### Explore o material
**1.** Indique, para cada afirmação abaixo, se ela está de acordo com o trecho sobre a confeiteira Denise, respondendo sim ou não e citando as palavras do trecho que decidem a questão. (a) Houve um dia em que Denise vendeu apenas R$ 8. (b) O marido de Denise trabalhava como porteiro durante o dia. (c) Denise permaneceu um ano no primeiro endereço da loja.
**2.** Resuma, por favor, o trecho sobre a confeiteira Denise em duas frases.

### Trecho
========

Doce insistência
Após um acordo trabalhista, com a rescisão, Denise investiu numa pequena loja no Bairro Progresso, onde passou a morar pouco tempo antes, no terreno da sogra. “Eu mesma pintei as paredes, coloquei um balcão bem antigo. Eu fazia os bolos na minha casa e descia com eles. Meu marido trabalhava como porteiro, à noite, e durante o dia ficava comigo. Às vezes, ele tirava dinheiro do salário dele para eu pagar aluguel. Eu falava com ele que não iria dar certo, que era para fechar. Teve um dia que vendi só R$ 8. Como pagar o aluguel, assim? Ele me incentivava a continuar. Fiquei três meses só naquele endereço e apareceu um espaço maior, para eu poder já produzir lá dentro mesmo”, recorda-se a confeiteira e empresária, para logo contar da inspiração para o nome da marca: “Eu imaginava as crianças passando e falando: ‘Mamãe, eu quero!’.” A torta de abacaxi com coco, conta, sempre foi recorde de vendas. Continua sendo, ao lado do bolo floresta negra e do de leite condensado com gotas de chocolate, o modelo mais barato. Há sete anos, Denise investiu numa loja maior, no Manoel Honório. “Meu marido é que me incentivou a descer. Eu sempre tive muito medo”, ri.

========

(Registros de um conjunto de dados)
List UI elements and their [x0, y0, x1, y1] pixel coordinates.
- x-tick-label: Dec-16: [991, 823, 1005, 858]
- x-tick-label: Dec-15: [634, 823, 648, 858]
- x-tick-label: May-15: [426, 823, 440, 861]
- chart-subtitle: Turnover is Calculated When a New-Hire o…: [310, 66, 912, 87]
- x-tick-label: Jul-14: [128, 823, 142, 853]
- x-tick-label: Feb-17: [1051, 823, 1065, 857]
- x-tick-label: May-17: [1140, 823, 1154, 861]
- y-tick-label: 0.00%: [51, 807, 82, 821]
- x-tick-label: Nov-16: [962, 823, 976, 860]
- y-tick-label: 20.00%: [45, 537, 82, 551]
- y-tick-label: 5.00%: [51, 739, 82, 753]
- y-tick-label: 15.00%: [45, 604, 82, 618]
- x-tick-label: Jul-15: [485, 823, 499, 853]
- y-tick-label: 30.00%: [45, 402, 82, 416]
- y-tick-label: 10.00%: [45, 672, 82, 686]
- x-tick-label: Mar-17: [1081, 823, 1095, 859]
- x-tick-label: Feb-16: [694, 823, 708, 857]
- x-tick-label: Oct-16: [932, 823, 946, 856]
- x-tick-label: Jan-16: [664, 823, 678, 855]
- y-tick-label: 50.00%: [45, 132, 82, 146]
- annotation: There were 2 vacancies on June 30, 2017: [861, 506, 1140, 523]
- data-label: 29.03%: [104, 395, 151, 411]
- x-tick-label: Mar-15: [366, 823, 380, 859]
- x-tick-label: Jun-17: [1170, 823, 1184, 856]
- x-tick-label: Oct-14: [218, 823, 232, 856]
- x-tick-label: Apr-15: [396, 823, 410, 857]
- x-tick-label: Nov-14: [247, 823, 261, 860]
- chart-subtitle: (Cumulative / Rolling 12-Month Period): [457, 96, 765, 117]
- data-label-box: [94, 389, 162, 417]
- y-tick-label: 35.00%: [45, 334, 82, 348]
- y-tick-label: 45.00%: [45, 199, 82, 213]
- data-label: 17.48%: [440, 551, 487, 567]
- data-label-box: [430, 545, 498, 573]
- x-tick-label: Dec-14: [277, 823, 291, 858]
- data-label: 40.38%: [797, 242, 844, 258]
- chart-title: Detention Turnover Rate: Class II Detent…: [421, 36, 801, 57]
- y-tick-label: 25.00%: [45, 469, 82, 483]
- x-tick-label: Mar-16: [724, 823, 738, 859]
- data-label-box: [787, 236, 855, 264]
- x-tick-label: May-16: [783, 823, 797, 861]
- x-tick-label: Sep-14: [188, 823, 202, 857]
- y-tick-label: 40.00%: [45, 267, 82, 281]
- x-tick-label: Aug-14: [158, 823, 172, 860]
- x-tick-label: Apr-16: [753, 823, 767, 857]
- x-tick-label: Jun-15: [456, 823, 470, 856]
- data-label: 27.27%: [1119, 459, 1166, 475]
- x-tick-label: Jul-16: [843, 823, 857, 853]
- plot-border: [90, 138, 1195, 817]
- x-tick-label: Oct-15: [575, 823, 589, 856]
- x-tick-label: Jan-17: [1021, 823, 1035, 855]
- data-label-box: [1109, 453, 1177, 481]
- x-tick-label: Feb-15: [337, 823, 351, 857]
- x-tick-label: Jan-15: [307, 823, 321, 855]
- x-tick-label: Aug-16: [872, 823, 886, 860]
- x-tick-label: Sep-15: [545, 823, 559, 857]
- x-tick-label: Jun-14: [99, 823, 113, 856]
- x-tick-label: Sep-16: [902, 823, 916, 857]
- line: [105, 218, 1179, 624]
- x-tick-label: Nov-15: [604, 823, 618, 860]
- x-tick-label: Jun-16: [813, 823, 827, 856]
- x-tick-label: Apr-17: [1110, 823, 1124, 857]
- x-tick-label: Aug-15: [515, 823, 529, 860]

========

### Respostas
**1.**
(a) Sim: "Teve um dia que vendi só R$ 8."
(b) Não: "Meu marido trabalhava como porteiro, à noite, e durante o dia ficava comigo."
(c) Não: "Fiquei três meses só naquele endereço"

**2.** Após um acordo trabalhista, Denise investiu a rescisão numa pequena loja no Bairro Progresso, onde, mesmo com vendas fracas, foi incentivada pelo marido a continuar, e depois de três meses se mudou para um espaço maior. A torta de abacaxi com coco sempre foi recorde de vendas, e há sete anos ela investiu numa loja maior no Manoel Honório, também por incentivo do marido.